**What the task requires**
Find the lines holding the string "brand" in the data, then copy all of them.

-- BEGIN Entries shown --

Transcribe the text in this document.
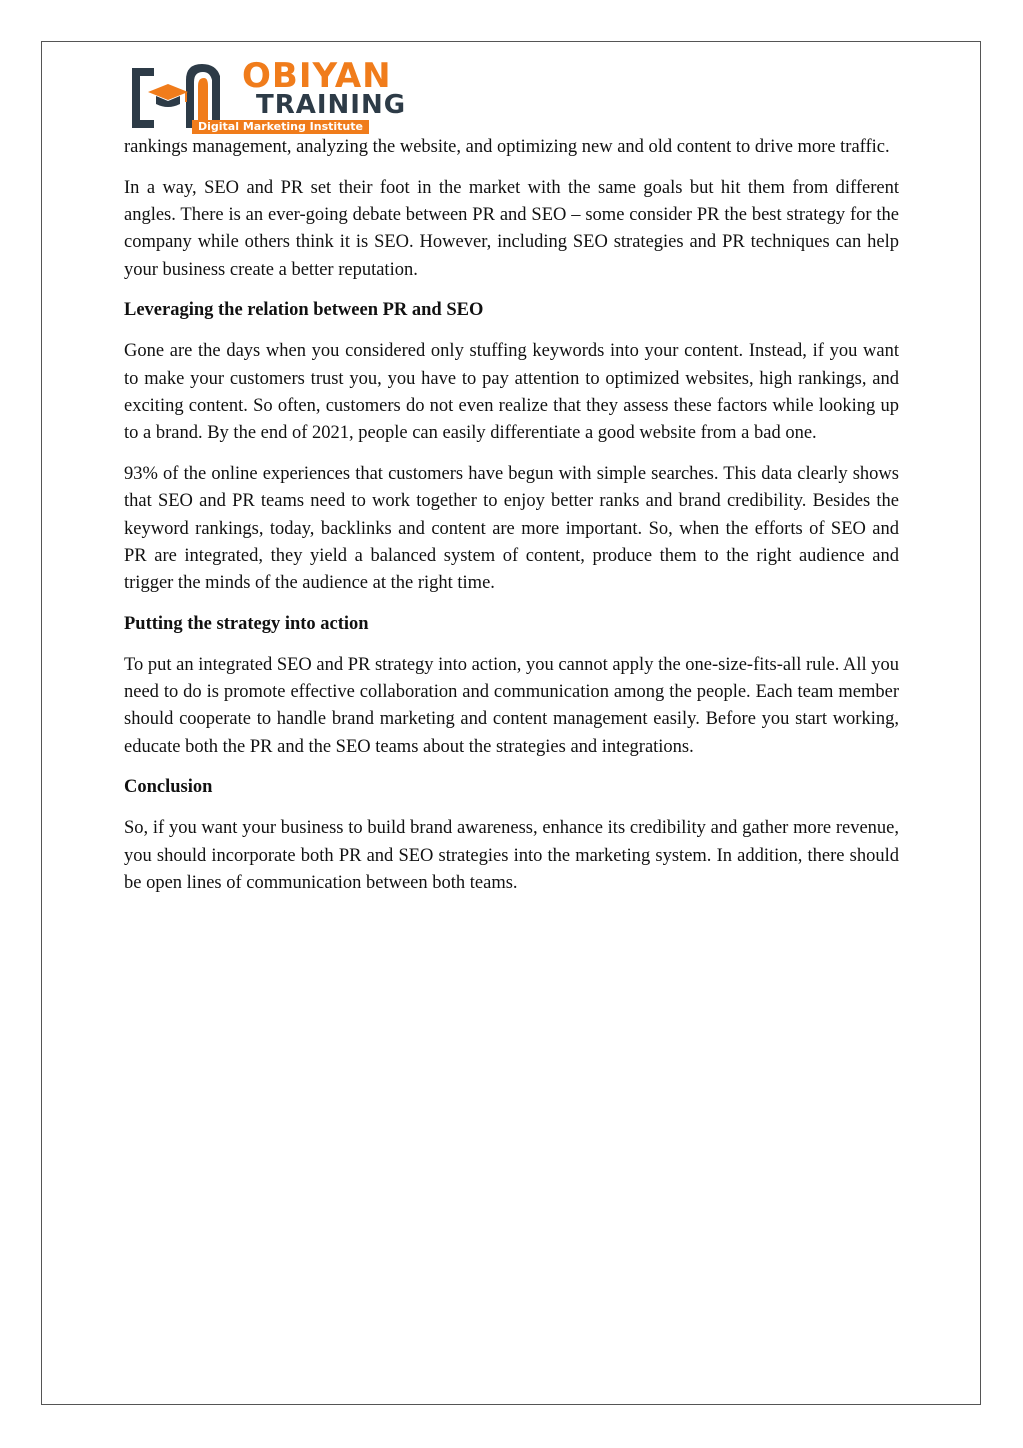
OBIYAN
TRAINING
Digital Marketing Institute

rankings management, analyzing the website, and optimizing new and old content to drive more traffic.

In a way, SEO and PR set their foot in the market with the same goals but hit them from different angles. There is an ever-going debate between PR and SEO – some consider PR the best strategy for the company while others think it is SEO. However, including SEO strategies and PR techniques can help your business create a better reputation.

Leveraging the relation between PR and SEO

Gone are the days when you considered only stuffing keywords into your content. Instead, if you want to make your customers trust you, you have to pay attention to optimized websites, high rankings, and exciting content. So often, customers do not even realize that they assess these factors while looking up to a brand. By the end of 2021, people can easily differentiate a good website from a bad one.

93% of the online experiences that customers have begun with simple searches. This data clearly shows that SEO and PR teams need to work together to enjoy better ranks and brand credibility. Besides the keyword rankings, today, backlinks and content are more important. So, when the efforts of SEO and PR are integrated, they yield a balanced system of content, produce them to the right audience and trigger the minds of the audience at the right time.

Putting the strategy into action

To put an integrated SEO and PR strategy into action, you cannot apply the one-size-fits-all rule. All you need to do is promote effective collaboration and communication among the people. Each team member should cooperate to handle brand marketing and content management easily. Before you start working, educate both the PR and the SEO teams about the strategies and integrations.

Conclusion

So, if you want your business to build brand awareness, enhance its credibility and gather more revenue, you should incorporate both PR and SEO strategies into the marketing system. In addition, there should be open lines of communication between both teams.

-- END Entries shown --
-- BEGIN Entries shown --

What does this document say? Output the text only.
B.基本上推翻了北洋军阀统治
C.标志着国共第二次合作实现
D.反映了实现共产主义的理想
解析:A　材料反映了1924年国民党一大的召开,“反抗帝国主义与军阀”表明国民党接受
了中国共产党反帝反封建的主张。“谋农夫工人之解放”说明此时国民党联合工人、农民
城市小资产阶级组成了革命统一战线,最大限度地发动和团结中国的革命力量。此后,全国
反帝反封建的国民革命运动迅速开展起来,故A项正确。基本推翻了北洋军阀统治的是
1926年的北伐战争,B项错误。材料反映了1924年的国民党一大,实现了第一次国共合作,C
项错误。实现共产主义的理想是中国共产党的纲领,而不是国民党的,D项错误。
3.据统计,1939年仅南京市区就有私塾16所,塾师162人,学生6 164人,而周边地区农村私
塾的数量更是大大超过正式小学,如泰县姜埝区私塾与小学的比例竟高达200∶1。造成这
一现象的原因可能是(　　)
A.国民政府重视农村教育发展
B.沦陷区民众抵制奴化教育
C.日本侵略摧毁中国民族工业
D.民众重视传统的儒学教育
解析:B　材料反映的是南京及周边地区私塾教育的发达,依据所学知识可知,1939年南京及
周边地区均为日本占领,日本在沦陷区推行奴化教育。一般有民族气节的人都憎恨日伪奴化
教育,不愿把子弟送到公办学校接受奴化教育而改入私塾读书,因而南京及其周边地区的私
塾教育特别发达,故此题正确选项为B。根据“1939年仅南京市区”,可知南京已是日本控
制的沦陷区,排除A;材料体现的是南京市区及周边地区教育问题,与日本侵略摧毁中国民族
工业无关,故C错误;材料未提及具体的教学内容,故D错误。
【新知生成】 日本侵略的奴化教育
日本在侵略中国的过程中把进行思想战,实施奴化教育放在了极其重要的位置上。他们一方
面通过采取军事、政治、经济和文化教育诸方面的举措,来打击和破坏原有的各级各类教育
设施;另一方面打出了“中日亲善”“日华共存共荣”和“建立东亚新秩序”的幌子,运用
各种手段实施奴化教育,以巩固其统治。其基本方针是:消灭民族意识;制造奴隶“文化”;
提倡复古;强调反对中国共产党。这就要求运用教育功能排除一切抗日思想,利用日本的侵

-- END Entries shown --

**Answer to this exercise**
Gone are the days when you considered only stuffing keywords into your content. Instead, if you want to make your customers trust you, you have to pay attention to optimized websites, high rankings, and exciting content. So often, customers do not even realize that they assess these factors while looking up to a brand. By the end of 2021, people can easily differentiate a good website from a bad one.
93% of the online experiences that customers have begun with simple searches. This data clearly shows that SEO and PR teams need to work together to enjoy better ranks and brand credibility. Besides the keyword rankings, today, backlinks and content are more important. So, when the efforts of SEO and PR are integrated, they yield a balanced system of content, produce them to the right audience and trigger the minds of the audience at the right time.
To put an integrated SEO and PR strategy into action, you cannot apply the one-size-fits-all rule. All you need to do is promote effective collaboration and communication among the people. Each team member should cooperate to handle brand marketing and content management easily. Before you start working, educate both the PR and the SEO teams about the strategies and integrations.
So, if you want your business to build brand awareness, enhance its credibility and gather more revenue, you should incorporate both PR and SEO strategies into the marketing system. In addition, there should be open lines of communication between both teams.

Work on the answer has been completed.